Reproduce the listing below exactly, minus its pictures.

(Records from a dataset)
# # # # # # #
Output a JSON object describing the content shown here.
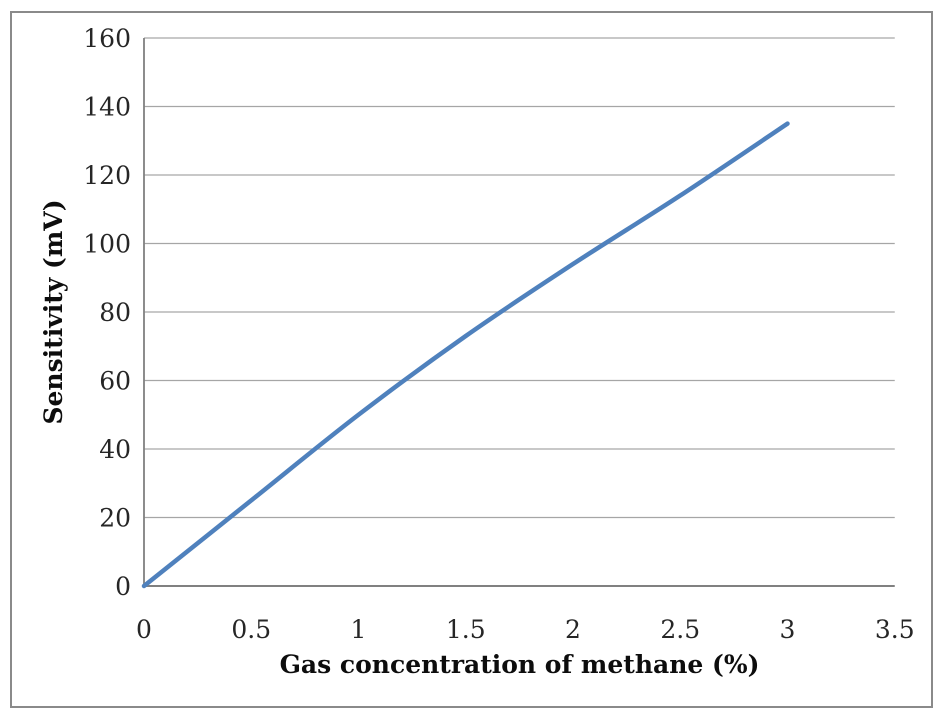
{
  "figure": {
    "background_color": "#ffffff",
    "frame_border_color": "#8a8a8a"
  },
  "chart_data": {
    "type": "line",
    "title": "",
    "xlabel": "Gas concentration of methane (%)",
    "ylabel": "Sensitivity (mV)",
    "x": [
      0,
      0.5,
      1,
      1.5,
      2,
      2.5,
      3
    ],
    "series": [
      {
        "name": "Sensitivity",
        "values": [
          0,
          25,
          50,
          73,
          94,
          114,
          135
        ]
      }
    ],
    "xlim": [
      0,
      3.5
    ],
    "ylim": [
      0,
      160
    ],
    "x_tick_labels": [
      "0",
      "0.5",
      "1",
      "1.5",
      "2",
      "2.5",
      "3",
      "3.5"
    ],
    "x_tick_values": [
      0,
      0.5,
      1,
      1.5,
      2,
      2.5,
      3,
      3.5
    ],
    "y_tick_labels": [
      "0",
      "20",
      "40",
      "60",
      "80",
      "100",
      "120",
      "140",
      "160"
    ],
    "y_tick_values": [
      0,
      20,
      40,
      60,
      80,
      100,
      120,
      140,
      160
    ],
    "grid": "horizontal",
    "legend": "none",
    "line_color": "#4F81BD",
    "gridline_color": "#a6a6a6",
    "axis_color": "#808080",
    "tick_text_color": "#262626"
  }
}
# # # # # # #
#### Expected answer
Output a JSON object describing the content shown here.
{
  "figure": {
    "background_color": "#ffffff",
    "frame_border_color": "#8a8a8a"
  },
  "chart_data": {
    "type": "line",
    "title": "",
    "xlabel": "Gas concentration of methane (%)",
    "ylabel": "Sensitivity (mV)",
    "x": [
      0,
      0.5,
      1,
      1.5,
      2,
      2.5,
      3
    ],
    "series": [
      {
        "name": "Sensitivity",
        "values": [
          0,
          25,
          50,
          73,
          94,
          114,
          135
        ]
      }
    ],
    "xlim": [
      0,
      3.5
    ],
    "ylim": [
      0,
      160
    ],
    "x_tick_labels": [
      "0",
      "0.5",
      "1",
      "1.5",
      "2",
      "2.5",
      "3",
      "3.5"
    ],
    "x_tick_values": [
      0,
      0.5,
      1,
      1.5,
      2,
      2.5,
      3,
      3.5
    ],
    "y_tick_labels": [
      "0",
      "20",
      "40",
      "60",
      "80",
      "100",
      "120",
      "140",
      "160"
    ],
    "y_tick_values": [
      0,
      20,
      40,
      60,
      80,
      100,
      120,
      140,
      160
    ],
    "grid": "horizontal",
    "legend": "none",
    "line_color": "#4F81BD",
    "gridline_color": "#a6a6a6",
    "axis_color": "#808080",
    "tick_text_color": "#262626"
  }
}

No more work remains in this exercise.